### Extracted records
:::::
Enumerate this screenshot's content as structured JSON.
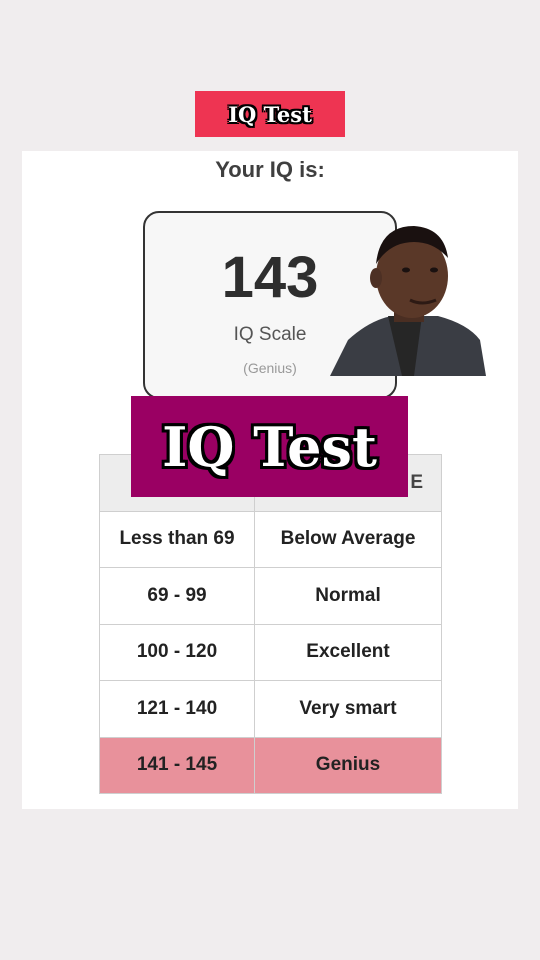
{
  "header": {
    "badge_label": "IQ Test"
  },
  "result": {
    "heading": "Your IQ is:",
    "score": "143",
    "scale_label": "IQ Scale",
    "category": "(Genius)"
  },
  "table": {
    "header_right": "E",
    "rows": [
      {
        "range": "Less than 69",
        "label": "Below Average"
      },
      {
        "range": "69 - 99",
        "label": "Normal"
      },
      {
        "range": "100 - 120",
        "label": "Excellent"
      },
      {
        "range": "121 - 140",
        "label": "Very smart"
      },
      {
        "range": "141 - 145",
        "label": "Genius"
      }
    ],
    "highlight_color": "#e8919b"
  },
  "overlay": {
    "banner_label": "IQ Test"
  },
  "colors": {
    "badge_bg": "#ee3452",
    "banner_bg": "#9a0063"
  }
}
:::::
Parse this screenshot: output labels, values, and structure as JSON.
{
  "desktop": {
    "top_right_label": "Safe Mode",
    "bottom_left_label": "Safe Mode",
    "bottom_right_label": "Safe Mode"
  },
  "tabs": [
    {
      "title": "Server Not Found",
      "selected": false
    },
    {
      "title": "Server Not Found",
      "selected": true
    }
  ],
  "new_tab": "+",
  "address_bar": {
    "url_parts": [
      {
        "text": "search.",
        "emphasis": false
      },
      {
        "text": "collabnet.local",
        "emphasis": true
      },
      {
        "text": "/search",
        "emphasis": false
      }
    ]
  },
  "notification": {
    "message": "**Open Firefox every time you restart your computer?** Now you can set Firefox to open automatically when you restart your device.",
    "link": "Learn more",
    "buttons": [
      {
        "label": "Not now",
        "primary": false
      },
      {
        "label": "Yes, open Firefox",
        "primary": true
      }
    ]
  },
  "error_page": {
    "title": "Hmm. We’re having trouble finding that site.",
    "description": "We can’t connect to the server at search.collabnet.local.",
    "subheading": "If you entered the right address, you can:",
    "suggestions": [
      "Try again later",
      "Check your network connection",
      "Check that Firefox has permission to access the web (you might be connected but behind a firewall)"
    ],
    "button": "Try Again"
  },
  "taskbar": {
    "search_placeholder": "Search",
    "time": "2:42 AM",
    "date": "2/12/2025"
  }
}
:::::
### Brief
Track down the lines that include the word "Firefox" and copy them.

### Reply to the exercise
    "message": "**Open Firefox every time you restart your computer?** Now you can set Firefox to open automatically when you restart your device.",
        "label": "Yes, open Firefox",
      "Check that Firefox has permission to access the web (you might be connected but behind a firewall)"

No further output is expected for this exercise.